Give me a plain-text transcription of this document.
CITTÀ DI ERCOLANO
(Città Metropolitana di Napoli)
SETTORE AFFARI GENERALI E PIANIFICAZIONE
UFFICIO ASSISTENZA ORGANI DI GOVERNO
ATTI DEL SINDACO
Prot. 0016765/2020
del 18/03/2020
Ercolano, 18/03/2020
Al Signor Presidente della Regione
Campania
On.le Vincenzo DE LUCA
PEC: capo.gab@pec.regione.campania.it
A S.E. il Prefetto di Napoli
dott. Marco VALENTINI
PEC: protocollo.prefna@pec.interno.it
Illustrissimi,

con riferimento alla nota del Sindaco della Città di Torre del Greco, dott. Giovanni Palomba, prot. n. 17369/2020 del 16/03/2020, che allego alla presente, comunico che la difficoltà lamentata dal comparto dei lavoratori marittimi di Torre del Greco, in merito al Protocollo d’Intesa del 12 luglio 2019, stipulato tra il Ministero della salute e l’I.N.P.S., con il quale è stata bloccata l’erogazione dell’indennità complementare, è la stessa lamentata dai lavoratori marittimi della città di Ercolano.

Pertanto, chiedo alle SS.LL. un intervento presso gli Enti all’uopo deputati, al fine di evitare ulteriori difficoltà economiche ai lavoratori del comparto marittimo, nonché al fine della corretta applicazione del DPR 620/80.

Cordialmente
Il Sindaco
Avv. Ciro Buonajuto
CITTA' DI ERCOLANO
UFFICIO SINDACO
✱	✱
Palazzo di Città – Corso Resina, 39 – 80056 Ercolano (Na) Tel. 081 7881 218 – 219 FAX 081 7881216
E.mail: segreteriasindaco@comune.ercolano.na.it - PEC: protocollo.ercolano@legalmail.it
____________
- _Exercise prompt_: Return each line of the records above exactly as it reads.

- _Solution for this exercise_:
Give me a plain-text transcription of this document.
CITTÀ DI ERCOLANO
(Città Metropolitana di Napoli)
SETTORE AFFARI GENERALI E PIANIFICAZIONE
UFFICIO ASSISTENZA ORGANI DI GOVERNO
ATTI DEL SINDACO
Prot. 0016765/2020
del 18/03/2020
Ercolano, 18/03/2020
Al Signor Presidente della Regione
Campania
On.le Vincenzo DE LUCA
PEC: capo.gab@pec.regione.campania.it
A S.E. il Prefetto di Napoli
dott. Marco VALENTINI
PEC: protocollo.prefna@pec.interno.it
Illustrissimi,

con riferimento alla nota del Sindaco della Città di Torre del Greco, dott. Giovanni Palomba, prot. n. 17369/2020 del 16/03/2020, che allego alla presente, comunico che la difficoltà lamentata dal comparto dei lavoratori marittimi di Torre del Greco, in merito al Protocollo d’Intesa del 12 luglio 2019, stipulato tra il Ministero della salute e l’I.N.P.S., con il quale è stata bloccata l’erogazione dell’indennità complementare, è la stessa lamentata dai lavoratori marittimi della città di Ercolano.

Pertanto, chiedo alle SS.LL. un intervento presso gli Enti all’uopo deputati, al fine di evitare ulteriori difficoltà economiche ai lavoratori del comparto marittimo, nonché al fine della corretta applicazione del DPR 620/80.

Cordialmente
Il Sindaco
Avv. Ciro Buonajuto
CITTA' DI ERCOLANO
UFFICIO SINDACO
✱	✱
Palazzo di Città – Corso Resina, 39 – 80056 Ercolano (Na) Tel. 081 7881 218 – 219 FAX 081 7881216
E.mail: segreteriasindaco@comune.ercolano.na.it - PEC: protocollo.ercolano@legalmail.it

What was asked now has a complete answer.